■ **PROBLEM STATEMENT**: Copy out the listing that follows, exactly, without its pictures.

■ **Rows from a dataset**:
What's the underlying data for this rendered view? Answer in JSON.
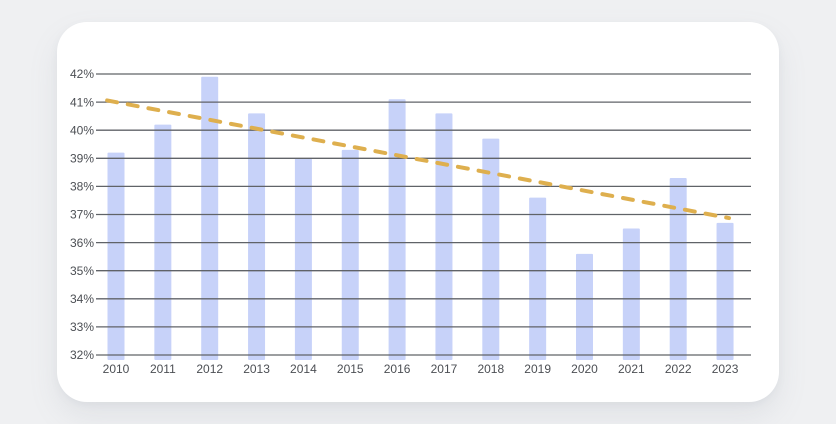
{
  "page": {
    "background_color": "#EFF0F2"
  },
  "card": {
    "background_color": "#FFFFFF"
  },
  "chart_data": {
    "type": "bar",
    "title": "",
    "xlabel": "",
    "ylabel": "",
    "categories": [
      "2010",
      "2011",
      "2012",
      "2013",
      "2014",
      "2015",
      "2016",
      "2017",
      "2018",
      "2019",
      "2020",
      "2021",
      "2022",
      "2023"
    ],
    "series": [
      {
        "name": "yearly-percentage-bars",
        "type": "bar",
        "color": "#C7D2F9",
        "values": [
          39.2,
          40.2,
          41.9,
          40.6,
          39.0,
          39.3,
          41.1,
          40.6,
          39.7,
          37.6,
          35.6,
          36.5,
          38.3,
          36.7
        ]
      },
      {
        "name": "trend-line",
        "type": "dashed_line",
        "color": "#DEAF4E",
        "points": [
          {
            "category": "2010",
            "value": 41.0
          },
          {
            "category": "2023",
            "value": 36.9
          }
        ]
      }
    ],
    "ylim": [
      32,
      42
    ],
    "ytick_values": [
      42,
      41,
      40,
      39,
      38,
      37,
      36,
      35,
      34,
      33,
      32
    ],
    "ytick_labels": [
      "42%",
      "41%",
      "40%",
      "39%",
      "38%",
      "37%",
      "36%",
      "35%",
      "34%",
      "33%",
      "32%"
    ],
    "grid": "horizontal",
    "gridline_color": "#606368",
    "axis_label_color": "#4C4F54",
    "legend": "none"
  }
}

■ **OUTPUT FOR THIS TASK**:
What's the underlying data for this rendered view? Answer in JSON.
{
  "page": {
    "background_color": "#EFF0F2"
  },
  "card": {
    "background_color": "#FFFFFF"
  },
  "chart_data": {
    "type": "bar",
    "title": "",
    "xlabel": "",
    "ylabel": "",
    "categories": [
      "2010",
      "2011",
      "2012",
      "2013",
      "2014",
      "2015",
      "2016",
      "2017",
      "2018",
      "2019",
      "2020",
      "2021",
      "2022",
      "2023"
    ],
    "series": [
      {
        "name": "yearly-percentage-bars",
        "type": "bar",
        "color": "#C7D2F9",
        "values": [
          39.2,
          40.2,
          41.9,
          40.6,
          39.0,
          39.3,
          41.1,
          40.6,
          39.7,
          37.6,
          35.6,
          36.5,
          38.3,
          36.7
        ]
      },
      {
        "name": "trend-line",
        "type": "dashed_line",
        "color": "#DEAF4E",
        "points": [
          {
            "category": "2010",
            "value": 41.0
          },
          {
            "category": "2023",
            "value": 36.9
          }
        ]
      }
    ],
    "ylim": [
      32,
      42
    ],
    "ytick_values": [
      42,
      41,
      40,
      39,
      38,
      37,
      36,
      35,
      34,
      33,
      32
    ],
    "ytick_labels": [
      "42%",
      "41%",
      "40%",
      "39%",
      "38%",
      "37%",
      "36%",
      "35%",
      "34%",
      "33%",
      "32%"
    ],
    "grid": "horizontal",
    "gridline_color": "#606368",
    "axis_label_color": "#4C4F54",
    "legend": "none"
  }
}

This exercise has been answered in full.